#### [Problem statement]
Take the entries below and print all of them exactly, please.

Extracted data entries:
--- START ---

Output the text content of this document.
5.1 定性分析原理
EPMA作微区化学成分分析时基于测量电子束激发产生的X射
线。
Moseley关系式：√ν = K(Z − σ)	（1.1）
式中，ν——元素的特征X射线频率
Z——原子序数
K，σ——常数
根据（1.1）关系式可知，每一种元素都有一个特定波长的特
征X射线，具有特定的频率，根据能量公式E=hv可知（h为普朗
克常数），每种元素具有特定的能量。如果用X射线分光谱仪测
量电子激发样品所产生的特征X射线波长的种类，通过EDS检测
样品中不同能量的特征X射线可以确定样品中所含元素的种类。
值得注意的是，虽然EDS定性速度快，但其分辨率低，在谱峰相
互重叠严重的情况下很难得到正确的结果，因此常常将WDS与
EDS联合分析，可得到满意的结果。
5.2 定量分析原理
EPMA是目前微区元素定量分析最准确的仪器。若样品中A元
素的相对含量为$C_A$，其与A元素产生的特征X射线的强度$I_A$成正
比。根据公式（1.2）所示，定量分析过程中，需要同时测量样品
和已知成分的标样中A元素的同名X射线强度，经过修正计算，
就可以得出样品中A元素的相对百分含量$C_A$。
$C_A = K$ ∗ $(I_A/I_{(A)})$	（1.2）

--- END ---

#### [Answer below]
Output the text content of this document.
5.1 定性分析原理
EPMA作微区化学成分分析时基于测量电子束激发产生的X射
线。
Moseley关系式：√ν = K(Z − σ)	（1.1）
式中，ν——元素的特征X射线频率
Z——原子序数
K，σ——常数
根据（1.1）关系式可知，每一种元素都有一个特定波长的特
征X射线，具有特定的频率，根据能量公式E=hv可知（h为普朗
克常数），每种元素具有特定的能量。如果用X射线分光谱仪测
量电子激发样品所产生的特征X射线波长的种类，通过EDS检测
样品中不同能量的特征X射线可以确定样品中所含元素的种类。
值得注意的是，虽然EDS定性速度快，但其分辨率低，在谱峰相
互重叠严重的情况下很难得到正确的结果，因此常常将WDS与
EDS联合分析，可得到满意的结果。
5.2 定量分析原理
EPMA是目前微区元素定量分析最准确的仪器。若样品中A元
素的相对含量为$C_A$，其与A元素产生的特征X射线的强度$I_A$成正
比。根据公式（1.2）所示，定量分析过程中，需要同时测量样品
和已知成分的标样中A元素的同名X射线强度，经过修正计算，
就可以得出样品中A元素的相对百分含量$C_A$。
$C_A = K$ ∗ $(I_A/I_{(A)})$	（1.2）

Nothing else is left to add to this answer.